§ **REQUIRED TASK**
Report how many lines of the entries below contain the word "motor", and nothing more.

§ **EXERCISE DATA**
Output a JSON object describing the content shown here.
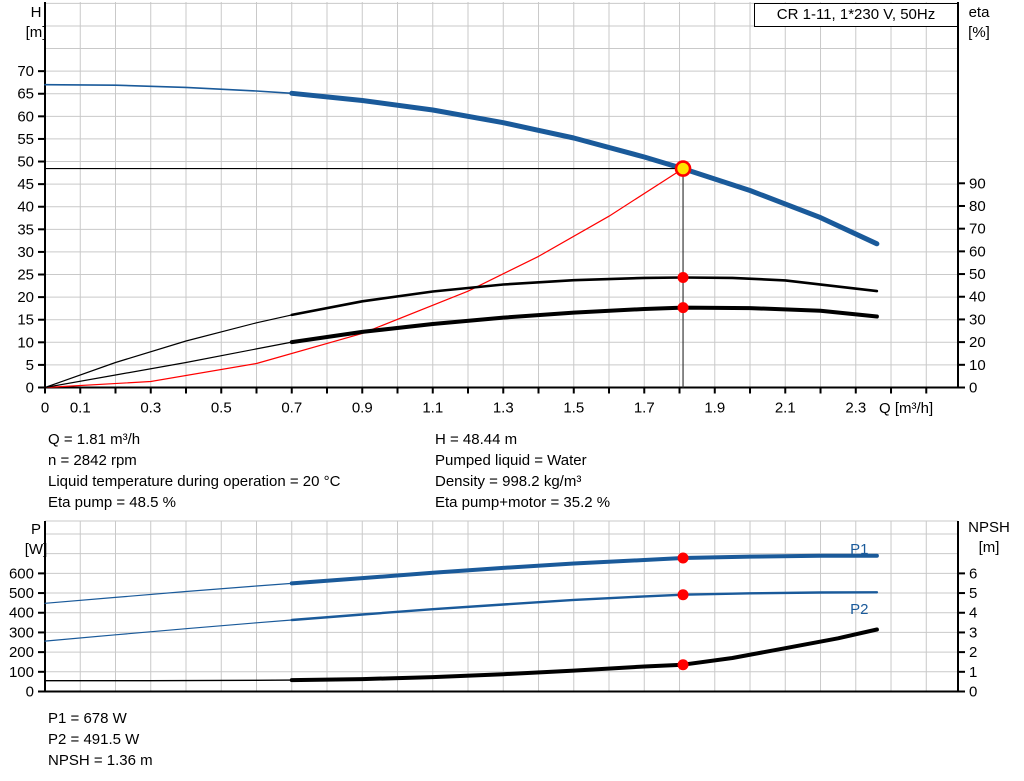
{
  "title_box": {
    "label": "CR 1-11, 1*230 V, 50Hz"
  },
  "colors": {
    "curve_blue": "#1a5a9a",
    "red": "#ff0000",
    "op_yellow": "#ffe100",
    "black": "#000000",
    "grid": "#c9c9c9",
    "crosshair": "#3a3a3a"
  },
  "annotations": {
    "block1_left": [
      "Q = 1.81 m³/h",
      "n = 2842 rpm",
      "Liquid temperature during operation = 20 °C",
      "Eta pump = 48.5 %"
    ],
    "block1_right": [
      "H = 48.44 m",
      "Pumped liquid = Water",
      "Density = 998.2 kg/m³",
      "Eta pump+motor = 35.2 %"
    ],
    "block2": [
      "P1 = 678 W",
      "P2 = 491.5 W",
      "NPSH = 1.36 m"
    ]
  },
  "chart_data": [
    {
      "type": "line",
      "title": "CR 1-11, 1*230 V, 50Hz",
      "x_axis": {
        "label": "Q [m³/h]",
        "lim": [
          0,
          2.59
        ],
        "grid_step": 0.1,
        "tick_step": 0.1,
        "tick_max": 2.5,
        "labeled_ticks": [
          "0",
          "0.1",
          "0.3",
          "0.5",
          "0.7",
          "0.9",
          "1.1",
          "1.3",
          "1.5",
          "1.7",
          "1.9",
          "2.1",
          "2.3"
        ]
      },
      "y_left": {
        "name": "H",
        "unit": "[m]",
        "lim": [
          0,
          85.3
        ],
        "grid_step": 5,
        "ticks": [
          "0",
          "5",
          "10",
          "15",
          "20",
          "25",
          "30",
          "35",
          "40",
          "45",
          "50",
          "55",
          "60",
          "65",
          "70"
        ]
      },
      "y_right": {
        "name": "eta",
        "unit": "[%]",
        "lim": [
          0,
          169.9
        ],
        "ticks": [
          "0",
          "10",
          "20",
          "30",
          "40",
          "50",
          "60",
          "70",
          "80",
          "90"
        ]
      },
      "series": [
        {
          "name": "system-curve",
          "axis": "left",
          "color": "red",
          "width_thin": 1.2,
          "width_bold": 1.2,
          "points": [
            [
              0,
              0
            ],
            [
              0.3,
              1.33
            ],
            [
              0.6,
              5.32
            ],
            [
              0.9,
              11.98
            ],
            [
              1.2,
              21.3
            ],
            [
              1.4,
              29.0
            ],
            [
              1.6,
              37.9
            ],
            [
              1.81,
              48.44
            ]
          ]
        },
        {
          "name": "eta-pump",
          "axis": "right",
          "color": "black",
          "width_thin": 1.2,
          "width_bold": 2.6,
          "bold_from": 0.7,
          "points": [
            [
              0,
              0
            ],
            [
              0.2,
              11
            ],
            [
              0.4,
              20.5
            ],
            [
              0.6,
              28.5
            ],
            [
              0.7,
              32
            ],
            [
              0.9,
              38
            ],
            [
              1.1,
              42.3
            ],
            [
              1.3,
              45.4
            ],
            [
              1.5,
              47.3
            ],
            [
              1.7,
              48.3
            ],
            [
              1.81,
              48.5
            ],
            [
              1.95,
              48.3
            ],
            [
              2.1,
              47.2
            ],
            [
              2.36,
              42.5
            ]
          ]
        },
        {
          "name": "eta-pump-motor",
          "axis": "right",
          "color": "black",
          "width_thin": 1.2,
          "width_bold": 4,
          "bold_from": 0.7,
          "points": [
            [
              0,
              0
            ],
            [
              0.2,
              5.5
            ],
            [
              0.4,
              11
            ],
            [
              0.6,
              17
            ],
            [
              0.7,
              20
            ],
            [
              0.9,
              24.5
            ],
            [
              1.1,
              28
            ],
            [
              1.3,
              30.8
            ],
            [
              1.5,
              33
            ],
            [
              1.7,
              34.6
            ],
            [
              1.81,
              35.2
            ],
            [
              2.0,
              35.0
            ],
            [
              2.2,
              33.8
            ],
            [
              2.36,
              31.3
            ]
          ]
        },
        {
          "name": "head-curve",
          "axis": "left",
          "color": "blue",
          "width_thin": 1.6,
          "width_bold": 5,
          "bold_from": 0.7,
          "points": [
            [
              0,
              67
            ],
            [
              0.2,
              66.9
            ],
            [
              0.4,
              66.4
            ],
            [
              0.6,
              65.6
            ],
            [
              0.7,
              65.1
            ],
            [
              0.9,
              63.5
            ],
            [
              1.1,
              61.4
            ],
            [
              1.3,
              58.6
            ],
            [
              1.5,
              55.2
            ],
            [
              1.7,
              51.0
            ],
            [
              1.81,
              48.44
            ],
            [
              2.0,
              43.6
            ],
            [
              2.2,
              37.6
            ],
            [
              2.36,
              31.8
            ]
          ]
        }
      ],
      "crosshair": {
        "q": 1.81,
        "v": 48.44
      },
      "dots": [
        {
          "q": 1.81,
          "v": 48.5,
          "axis": "right",
          "style": "red"
        },
        {
          "q": 1.81,
          "v": 35.2,
          "axis": "right",
          "style": "red"
        },
        {
          "q": 1.81,
          "v": 48.44,
          "axis": "left",
          "style": "op"
        }
      ]
    },
    {
      "type": "line",
      "x_axis": {
        "label": "",
        "lim": [
          0,
          2.59
        ],
        "grid_step": 0.1,
        "tick_step": 0,
        "tick_max": 0,
        "labeled_ticks": []
      },
      "y_left": {
        "name": "P",
        "unit": "[W]",
        "lim": [
          0,
          866
        ],
        "grid_step": 100,
        "ticks": [
          "0",
          "100",
          "200",
          "300",
          "400",
          "500",
          "600"
        ]
      },
      "y_right": {
        "name": "NPSH",
        "unit": "[m]",
        "lim": [
          0,
          8.66
        ],
        "ticks": [
          "0",
          "1",
          "2",
          "3",
          "4",
          "5",
          "6"
        ]
      },
      "series": [
        {
          "name": "P1",
          "label": "P1",
          "label_at": [
            2.31,
            723
          ],
          "axis": "left",
          "color": "blue",
          "width_thin": 1.2,
          "width_bold": 4,
          "bold_from": 0.7,
          "points": [
            [
              0,
              448
            ],
            [
              0.2,
              478
            ],
            [
              0.4,
              508
            ],
            [
              0.6,
              536
            ],
            [
              0.7,
              549
            ],
            [
              0.9,
              576
            ],
            [
              1.1,
              603
            ],
            [
              1.3,
              628
            ],
            [
              1.5,
              650
            ],
            [
              1.7,
              668
            ],
            [
              1.81,
              678
            ],
            [
              2.0,
              685
            ],
            [
              2.2,
              689
            ],
            [
              2.36,
              689
            ]
          ]
        },
        {
          "name": "P2",
          "label": "P2",
          "label_at": [
            2.31,
            420
          ],
          "axis": "left",
          "color": "blue",
          "width_thin": 1.2,
          "width_bold": 2.4,
          "bold_from": 0.7,
          "points": [
            [
              0,
              256
            ],
            [
              0.2,
              288
            ],
            [
              0.4,
              319
            ],
            [
              0.6,
              349
            ],
            [
              0.7,
              363
            ],
            [
              0.9,
              391
            ],
            [
              1.1,
              418
            ],
            [
              1.3,
              442
            ],
            [
              1.5,
              465
            ],
            [
              1.7,
              483
            ],
            [
              1.81,
              491.5
            ],
            [
              2.0,
              499
            ],
            [
              2.2,
              503
            ],
            [
              2.36,
              504
            ]
          ]
        },
        {
          "name": "NPSH-curve",
          "axis": "right",
          "color": "black",
          "width_thin": 1.4,
          "width_bold": 4,
          "bold_from": 0.7,
          "points": [
            [
              0,
              0.55
            ],
            [
              0.3,
              0.55
            ],
            [
              0.6,
              0.57
            ],
            [
              0.7,
              0.58
            ],
            [
              0.9,
              0.63
            ],
            [
              1.1,
              0.73
            ],
            [
              1.3,
              0.88
            ],
            [
              1.5,
              1.06
            ],
            [
              1.7,
              1.27
            ],
            [
              1.81,
              1.36
            ],
            [
              1.95,
              1.7
            ],
            [
              2.1,
              2.2
            ],
            [
              2.25,
              2.7
            ],
            [
              2.36,
              3.15
            ]
          ]
        }
      ],
      "dots": [
        {
          "q": 1.81,
          "v": 678,
          "axis": "left",
          "style": "red"
        },
        {
          "q": 1.81,
          "v": 491.5,
          "axis": "left",
          "style": "red"
        },
        {
          "q": 1.81,
          "v": 1.36,
          "axis": "right",
          "style": "red"
        }
      ]
    }
  ]
}
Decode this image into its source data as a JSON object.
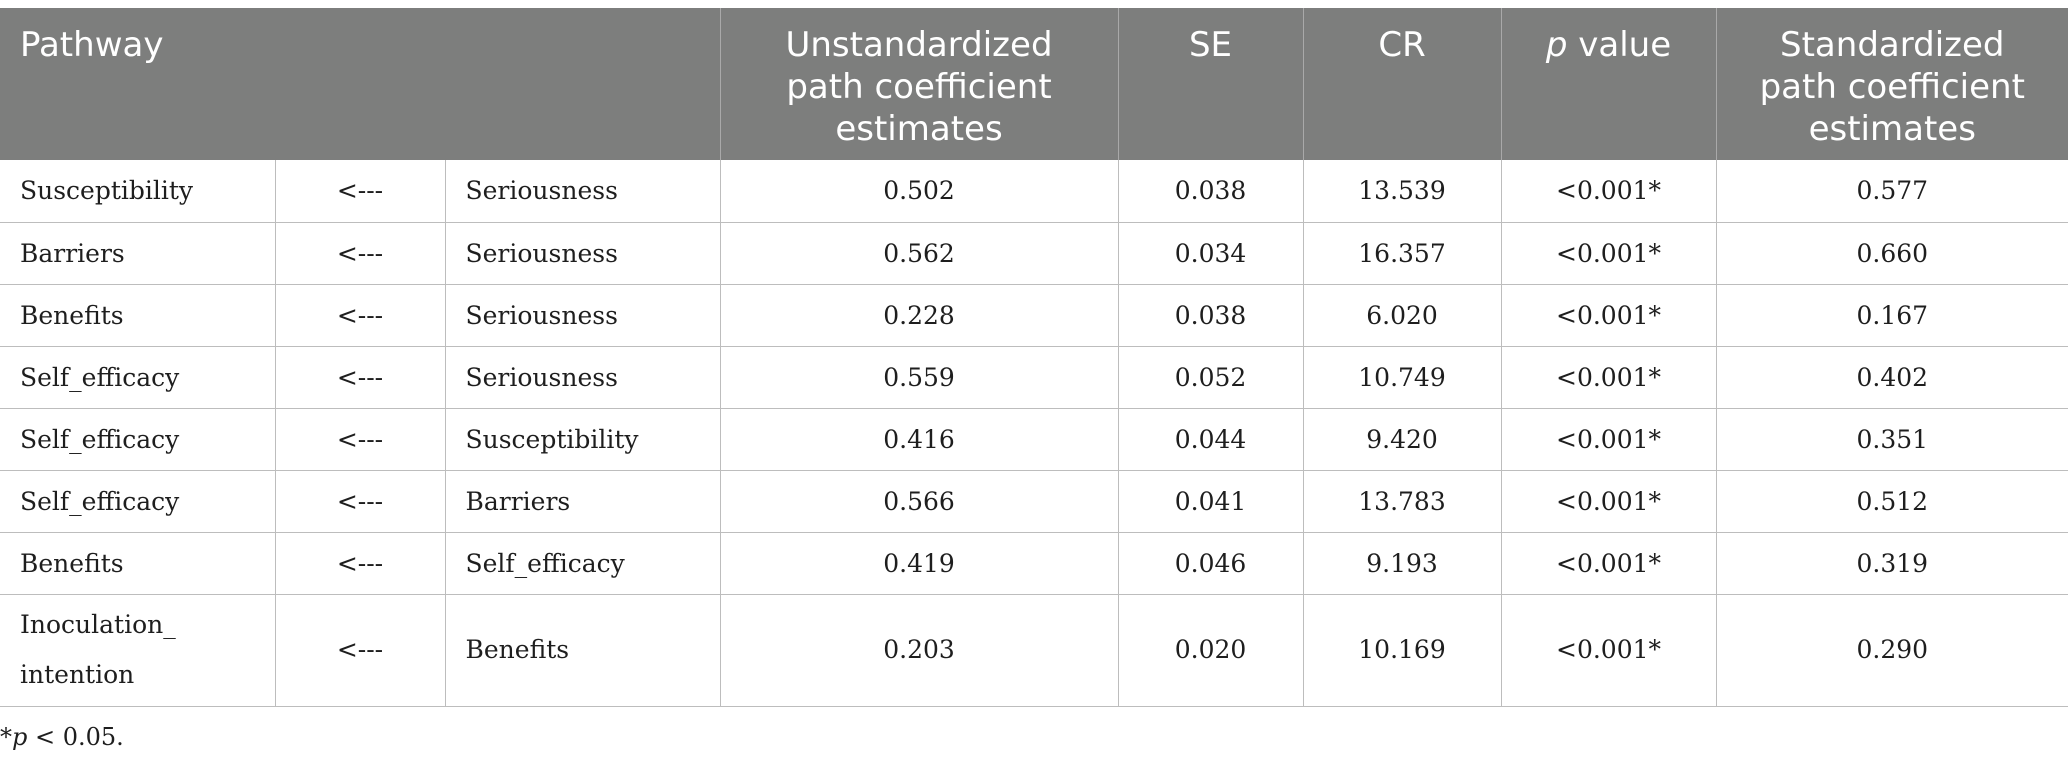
{
  "table": {
    "headers": {
      "pathway": "Pathway",
      "unstd_line1": "Unstandardized",
      "unstd_line2": "path coefficient",
      "unstd_line3": "estimates",
      "se": "SE",
      "cr": "CR",
      "p_italic": "p",
      "p_rest": " value",
      "std_line1": "Standardized",
      "std_line2": "path coefficient",
      "std_line3": "estimates"
    },
    "rows": [
      {
        "from": "Susceptibility",
        "arrow": "<---",
        "to": "Seriousness",
        "unstd": "0.502",
        "se": "0.038",
        "cr": "13.539",
        "p": "<0.001*",
        "std": "0.577"
      },
      {
        "from": "Barriers",
        "arrow": "<---",
        "to": "Seriousness",
        "unstd": "0.562",
        "se": "0.034",
        "cr": "16.357",
        "p": "<0.001*",
        "std": "0.660"
      },
      {
        "from": "Benefits",
        "arrow": "<---",
        "to": "Seriousness",
        "unstd": "0.228",
        "se": "0.038",
        "cr": "6.020",
        "p": "<0.001*",
        "std": "0.167"
      },
      {
        "from": "Self_efficacy",
        "arrow": "<---",
        "to": "Seriousness",
        "unstd": "0.559",
        "se": "0.052",
        "cr": "10.749",
        "p": "<0.001*",
        "std": "0.402"
      },
      {
        "from": "Self_efficacy",
        "arrow": "<---",
        "to": "Susceptibility",
        "unstd": "0.416",
        "se": "0.044",
        "cr": "9.420",
        "p": "<0.001*",
        "std": "0.351"
      },
      {
        "from": "Self_efficacy",
        "arrow": "<---",
        "to": "Barriers",
        "unstd": "0.566",
        "se": "0.041",
        "cr": "13.783",
        "p": "<0.001*",
        "std": "0.512"
      },
      {
        "from": "Benefits",
        "arrow": "<---",
        "to": "Self_efficacy",
        "unstd": "0.419",
        "se": "0.046",
        "cr": "9.193",
        "p": "<0.001*",
        "std": "0.319"
      },
      {
        "from_line1": "Inoculation_",
        "from_line2": "intention",
        "arrow": "<---",
        "to": "Benefits",
        "unstd": "0.203",
        "se": "0.020",
        "cr": "10.169",
        "p": "<0.001*",
        "std": "0.290"
      }
    ]
  },
  "footnote": {
    "star": "*",
    "p_italic": "p",
    "rest": " < 0.05."
  }
}
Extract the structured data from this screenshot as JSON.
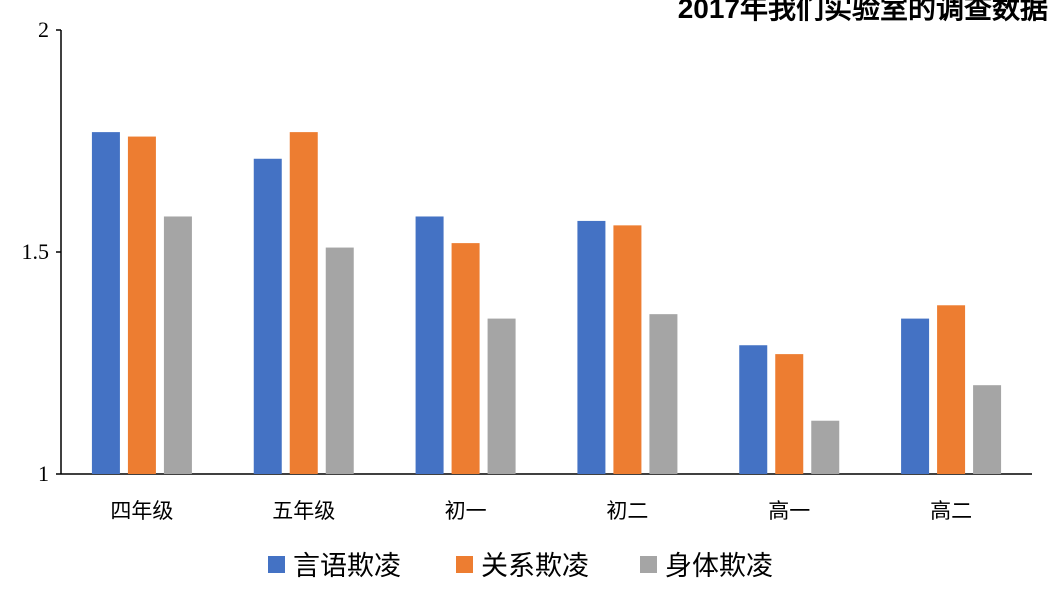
{
  "chart_data": {
    "type": "bar",
    "title": "2017年我们实验室的调查数据",
    "categories": [
      "四年级",
      "五年级",
      "初一",
      "初二",
      "高一",
      "高二"
    ],
    "series": [
      {
        "name": "言语欺凌",
        "color": "#4472C4",
        "values": [
          1.77,
          1.71,
          1.58,
          1.57,
          1.29,
          1.35
        ]
      },
      {
        "name": "关系欺凌",
        "color": "#ED7D31",
        "values": [
          1.76,
          1.77,
          1.52,
          1.56,
          1.27,
          1.38
        ]
      },
      {
        "name": "身体欺凌",
        "color": "#A5A5A5",
        "values": [
          1.58,
          1.51,
          1.35,
          1.36,
          1.12,
          1.2
        ]
      }
    ],
    "ylim": [
      1,
      2
    ],
    "yticks": [
      "1",
      "1.5",
      "2"
    ],
    "xlabel": "",
    "ylabel": "",
    "grid": false,
    "legend_position": "bottom"
  }
}
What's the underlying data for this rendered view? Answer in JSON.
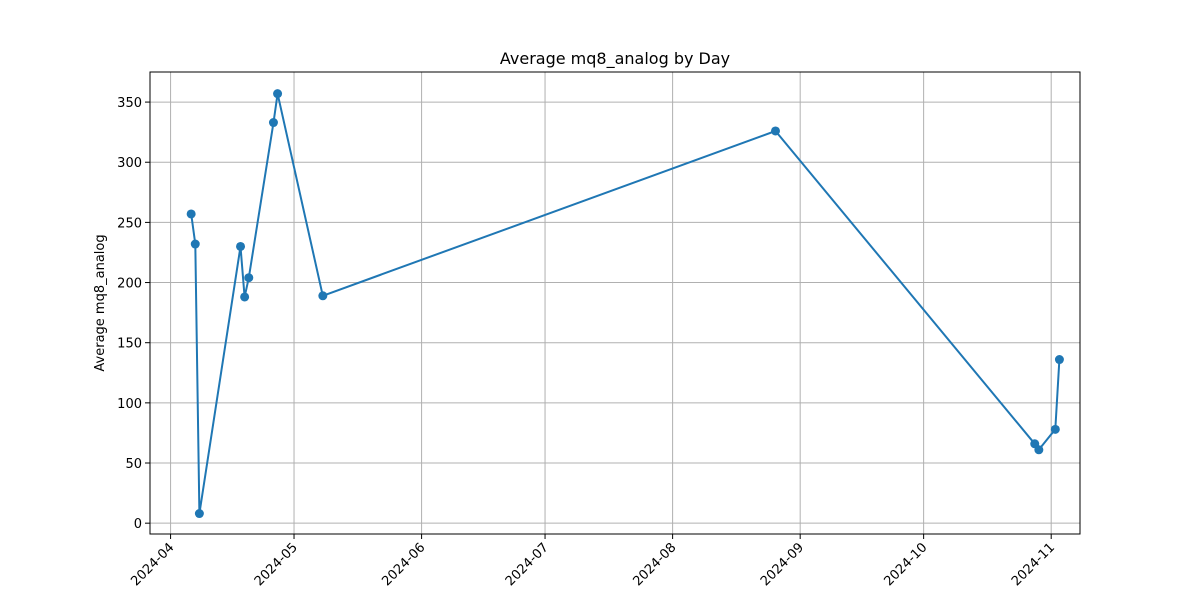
{
  "chart_data": {
    "type": "line",
    "title": "Average mq8_analog by Day",
    "xlabel": "",
    "ylabel": "Average mq8_analog",
    "x_tick_labels": [
      "2024-04",
      "2024-05",
      "2024-06",
      "2024-07",
      "2024-08",
      "2024-09",
      "2024-10",
      "2024-11"
    ],
    "x_tick_dates": [
      "2024-04-01",
      "2024-05-01",
      "2024-06-01",
      "2024-07-01",
      "2024-08-01",
      "2024-09-01",
      "2024-10-01",
      "2024-11-01"
    ],
    "y_ticks": [
      0,
      50,
      100,
      150,
      200,
      250,
      300,
      350
    ],
    "xlim": [
      "2024-03-27",
      "2024-11-08"
    ],
    "ylim": [
      -9,
      375
    ],
    "grid": true,
    "legend": "none",
    "series": [
      {
        "color": "#1f77b4",
        "marker": "circle",
        "x": [
          "2024-04-06",
          "2024-04-07",
          "2024-04-08",
          "2024-04-18",
          "2024-04-19",
          "2024-04-20",
          "2024-04-26",
          "2024-04-27",
          "2024-05-08",
          "2024-08-26",
          "2024-10-28",
          "2024-10-29",
          "2024-11-02",
          "2024-11-03"
        ],
        "y": [
          257,
          232,
          8,
          230,
          188,
          204,
          333,
          357,
          189,
          326,
          66,
          61,
          78,
          136
        ]
      }
    ]
  }
}
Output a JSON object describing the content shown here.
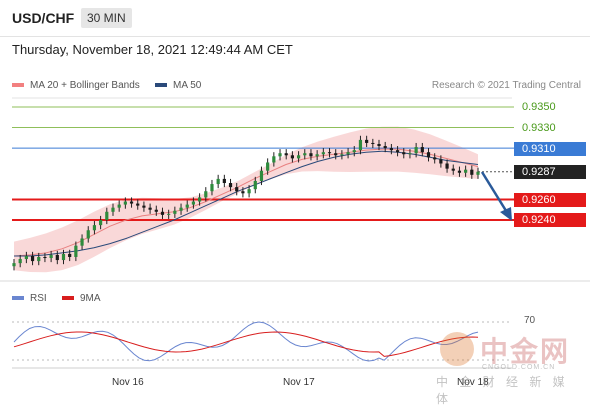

§ **SOLUTION TO THIS TASK**
2